▸ **Task directions**: Gather every line below where "page" appears.
((
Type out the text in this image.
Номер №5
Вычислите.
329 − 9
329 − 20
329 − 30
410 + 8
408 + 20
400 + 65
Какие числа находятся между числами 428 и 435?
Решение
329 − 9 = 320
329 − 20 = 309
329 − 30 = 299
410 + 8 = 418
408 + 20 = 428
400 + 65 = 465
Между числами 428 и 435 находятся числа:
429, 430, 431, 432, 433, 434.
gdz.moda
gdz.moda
))
((
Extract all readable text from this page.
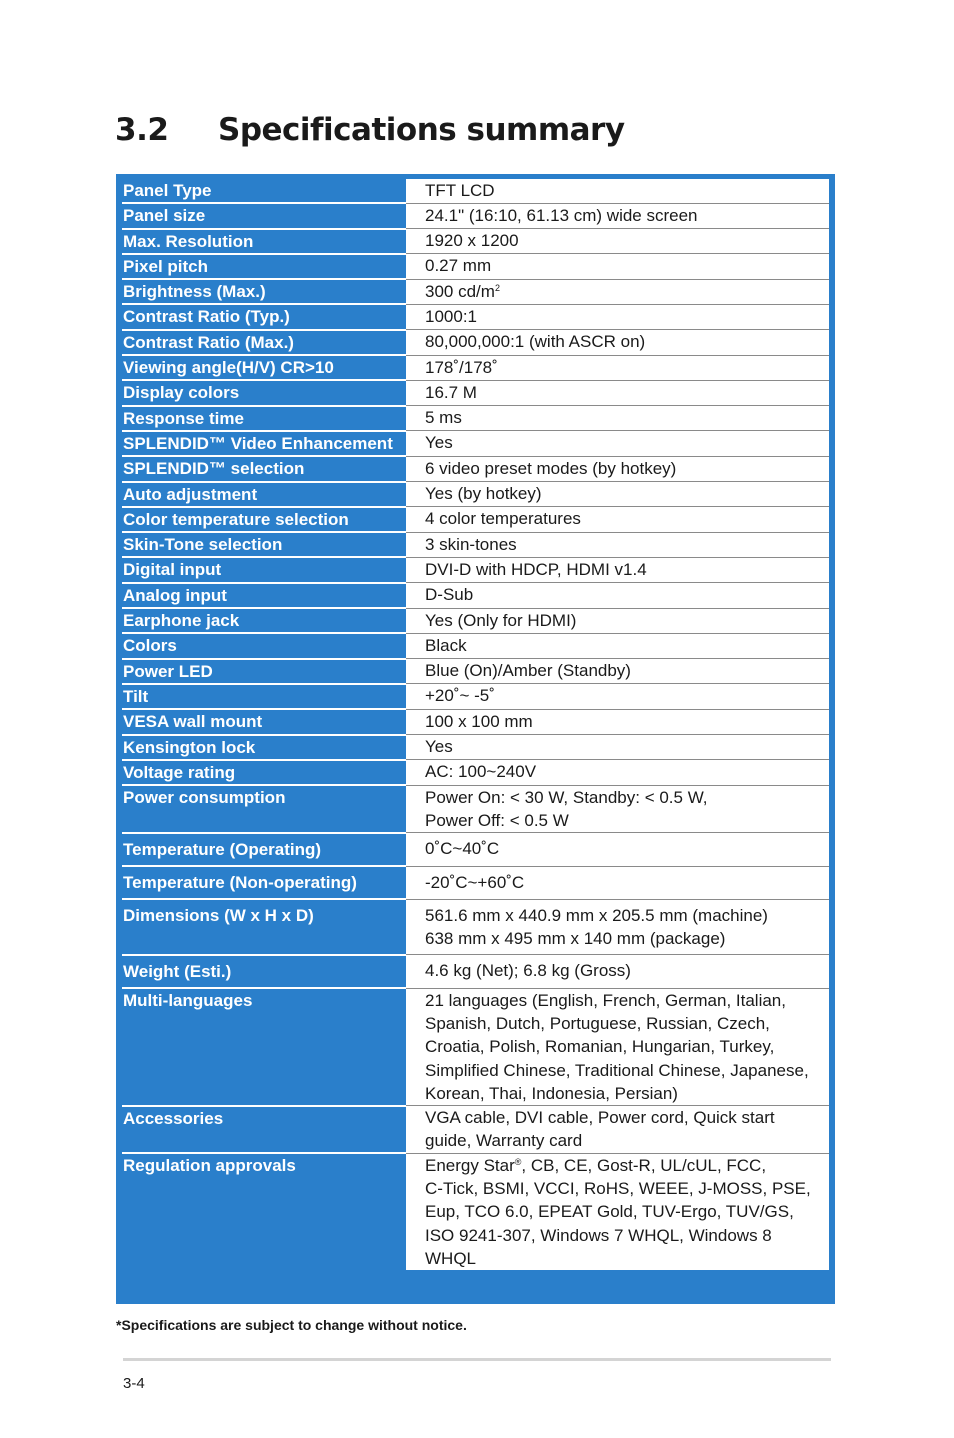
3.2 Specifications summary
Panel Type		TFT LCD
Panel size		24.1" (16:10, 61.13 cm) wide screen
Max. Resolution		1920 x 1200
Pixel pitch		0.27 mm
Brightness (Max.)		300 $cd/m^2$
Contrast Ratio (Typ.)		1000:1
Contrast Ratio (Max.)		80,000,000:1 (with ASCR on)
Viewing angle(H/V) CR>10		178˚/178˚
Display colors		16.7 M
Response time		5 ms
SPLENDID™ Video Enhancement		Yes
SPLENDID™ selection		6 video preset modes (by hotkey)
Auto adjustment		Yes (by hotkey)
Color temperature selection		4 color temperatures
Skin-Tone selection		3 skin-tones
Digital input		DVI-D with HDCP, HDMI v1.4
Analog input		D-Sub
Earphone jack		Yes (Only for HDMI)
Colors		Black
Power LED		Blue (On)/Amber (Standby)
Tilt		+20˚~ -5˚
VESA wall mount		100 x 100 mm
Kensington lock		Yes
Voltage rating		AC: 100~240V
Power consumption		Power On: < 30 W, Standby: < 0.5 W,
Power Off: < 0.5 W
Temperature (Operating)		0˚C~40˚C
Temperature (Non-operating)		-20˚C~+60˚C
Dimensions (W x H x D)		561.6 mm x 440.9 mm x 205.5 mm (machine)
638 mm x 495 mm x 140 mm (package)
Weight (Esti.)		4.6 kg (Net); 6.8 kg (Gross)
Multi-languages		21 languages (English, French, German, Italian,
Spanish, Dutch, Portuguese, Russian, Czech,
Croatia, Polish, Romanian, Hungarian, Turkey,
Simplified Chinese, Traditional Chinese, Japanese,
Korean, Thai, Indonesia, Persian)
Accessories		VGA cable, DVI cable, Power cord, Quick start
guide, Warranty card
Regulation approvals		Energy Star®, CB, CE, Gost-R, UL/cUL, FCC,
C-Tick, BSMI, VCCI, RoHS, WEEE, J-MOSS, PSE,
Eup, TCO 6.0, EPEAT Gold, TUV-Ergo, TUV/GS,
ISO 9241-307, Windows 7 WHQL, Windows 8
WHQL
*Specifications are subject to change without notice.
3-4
))
((
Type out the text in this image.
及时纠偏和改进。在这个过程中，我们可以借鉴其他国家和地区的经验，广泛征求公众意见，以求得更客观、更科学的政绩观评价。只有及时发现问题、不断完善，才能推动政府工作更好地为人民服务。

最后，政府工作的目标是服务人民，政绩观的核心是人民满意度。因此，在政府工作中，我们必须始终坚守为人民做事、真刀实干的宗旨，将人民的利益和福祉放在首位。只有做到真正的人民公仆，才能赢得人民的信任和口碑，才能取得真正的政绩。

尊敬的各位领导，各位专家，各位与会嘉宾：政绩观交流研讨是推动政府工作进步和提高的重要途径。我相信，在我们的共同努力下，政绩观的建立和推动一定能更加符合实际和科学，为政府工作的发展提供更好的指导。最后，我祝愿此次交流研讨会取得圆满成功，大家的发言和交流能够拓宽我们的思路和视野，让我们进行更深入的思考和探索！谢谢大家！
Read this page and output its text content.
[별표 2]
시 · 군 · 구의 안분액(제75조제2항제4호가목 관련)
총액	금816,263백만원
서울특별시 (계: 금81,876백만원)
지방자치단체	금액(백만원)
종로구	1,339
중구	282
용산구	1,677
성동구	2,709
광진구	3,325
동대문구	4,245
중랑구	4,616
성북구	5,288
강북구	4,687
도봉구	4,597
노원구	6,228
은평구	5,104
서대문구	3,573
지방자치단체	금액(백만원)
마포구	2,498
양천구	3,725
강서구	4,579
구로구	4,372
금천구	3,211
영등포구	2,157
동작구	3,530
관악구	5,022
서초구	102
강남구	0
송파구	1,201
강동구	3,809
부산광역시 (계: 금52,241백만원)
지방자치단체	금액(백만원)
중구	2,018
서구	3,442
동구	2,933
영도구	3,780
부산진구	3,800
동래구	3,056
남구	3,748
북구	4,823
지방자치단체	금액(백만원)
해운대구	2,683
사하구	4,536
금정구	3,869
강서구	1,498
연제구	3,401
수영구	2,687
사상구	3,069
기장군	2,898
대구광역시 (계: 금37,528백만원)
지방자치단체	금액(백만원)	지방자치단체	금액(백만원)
))
▸ **Exercise answer**:
Extract all readable text from this page.
Read this page and output its text content.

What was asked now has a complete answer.